## GIVEN EXERCISE
Transcribe the whole listing below without changing a word, but leave out every image.
────────────────
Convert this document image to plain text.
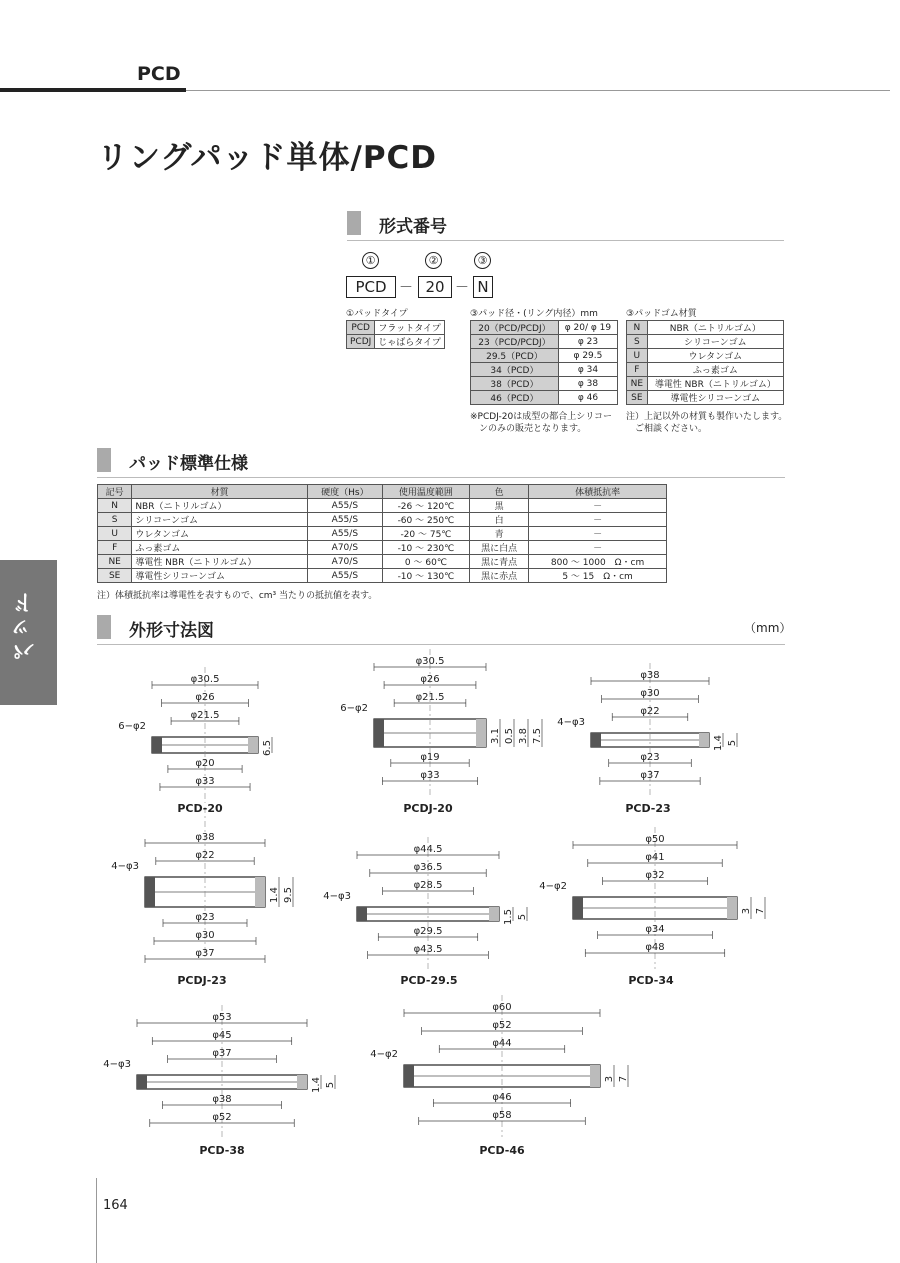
PCD
リングパッド単体/PCD
形式番号
①	②	③
PCD － 20 － N
①パッドタイプ
PCD	フラットタイプ
PCDJ	じゃばらタイプ
③パッド径・(リング内径）mm
20（PCD/PCDJ）	φ 20/ φ 19
23（PCD/PCDJ）	φ 23
29.5（PCD）	φ 29.5
34（PCD）	φ 34
38（PCD）	φ 38
46（PCD）	φ 46
※PCDJ-20は成型の都合上シリコー
　ンのみの販売となります。
③パッドゴム材質
N	NBR（ニトリルゴム）
S	シリコーンゴム
U	ウレタンゴム
F	ふっ素ゴム
NE	導電性 NBR（ニトリルゴム）
SE	導電性シリコーンゴム
注）上記以外の材質も製作いたします。
　ご相談ください。
パッド標準仕様
記号	材質	硬度（Hs）	使用温度範囲	色	体積抵抗率
N	NBR（ニトリルゴム）	A55/S	-26 ～ 120℃	黒	－
S	シリコーンゴム	A55/S	-60 ～ 250℃	白	－
U	ウレタンゴム	A55/S	-20 ～ 75℃	青	－
F	ふっ素ゴム	A70/S	-10 ～ 230℃	黒に白点	－
NE	導電性 NBR（ニトリルゴム）	A70/S	0 ～ 60℃	黒に青点	800 ～ 1000　Ω・cm
SE	導電性シリコーンゴム	A55/S	-10 ～ 130℃	黒に赤点	5 ～ 15　Ω・cm
注）体積抵抗率は導電性を表すもので、cm³ 当たりの抵抗値を表す。
外形寸法図	（mm）
φ30.5
φ26
φ21.5
φ20
φ33
6−φ2
6.5
φ30.5
φ26
φ21.5
φ19
φ33
6−φ2
3.1 0.5 3.8 7.5
φ38
φ30
φ22
φ23
φ37
4−φ3
1.4 5
φ38
φ22
φ23
φ30
φ37
4−φ3
1.4 9.5
φ44.5
φ36.5
φ28.5
φ29.5
φ43.5
4−φ3
1.5 5
φ50
φ41
φ32
φ34
φ48
4−φ2
3 7
φ53
φ45
φ37
φ38
φ52
4−φ3
1.4 5
φ60
φ52
φ44
φ46
φ58
4−φ2
3 7
PCD-20	PCDJ-20	PCD-23
PCDJ-23	PCD-29.5	PCD-34
PCD-38	PCD-46
パッド
164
────────────────
## WRITTEN RESPONSE
Convert this document image to plain text.
PCD
リングパッド単体/PCD
形式番号
①	②	③
PCD － 20 － N
①パッドタイプ
PCD	フラットタイプ
PCDJ	じゃばらタイプ
③パッド径・(リング内径）mm
20（PCD/PCDJ）	φ 20/ φ 19
23（PCD/PCDJ）	φ 23
29.5（PCD）	φ 29.5
34（PCD）	φ 34
38（PCD）	φ 38
46（PCD）	φ 46
※PCDJ-20は成型の都合上シリコー
　ンのみの販売となります。
③パッドゴム材質
N	NBR（ニトリルゴム）
S	シリコーンゴム
U	ウレタンゴム
F	ふっ素ゴム
NE	導電性 NBR（ニトリルゴム）
SE	導電性シリコーンゴム
注）上記以外の材質も製作いたします。
　ご相談ください。
パッド標準仕様
記号	材質	硬度（Hs）	使用温度範囲	色	体積抵抗率
N	NBR（ニトリルゴム）	A55/S	-26 ～ 120℃	黒	－
S	シリコーンゴム	A55/S	-60 ～ 250℃	白	－
U	ウレタンゴム	A55/S	-20 ～ 75℃	青	－
F	ふっ素ゴム	A70/S	-10 ～ 230℃	黒に白点	－
NE	導電性 NBR（ニトリルゴム）	A70/S	0 ～ 60℃	黒に青点	800 ～ 1000　Ω・cm
SE	導電性シリコーンゴム	A55/S	-10 ～ 130℃	黒に赤点	5 ～ 15　Ω・cm
注）体積抵抗率は導電性を表すもので、cm³ 当たりの抵抗値を表す。
外形寸法図	（mm）
φ30.5
φ26
φ21.5
φ20
φ33
6−φ2
6.5
φ30.5
φ26
φ21.5
φ19
φ33
6−φ2
3.1 0.5 3.8 7.5
φ38
φ30
φ22
φ23
φ37
4−φ3
1.4 5
φ38
φ22
φ23
φ30
φ37
4−φ3
1.4 9.5
φ44.5
φ36.5
φ28.5
φ29.5
φ43.5
4−φ3
1.5 5
φ50
φ41
φ32
φ34
φ48
4−φ2
3 7
φ53
φ45
φ37
φ38
φ52
4−φ3
1.4 5
φ60
φ52
φ44
φ46
φ58
4−φ2
3 7
PCD-20	PCDJ-20	PCD-23
PCDJ-23	PCD-29.5	PCD-34
PCD-38	PCD-46
パッド
164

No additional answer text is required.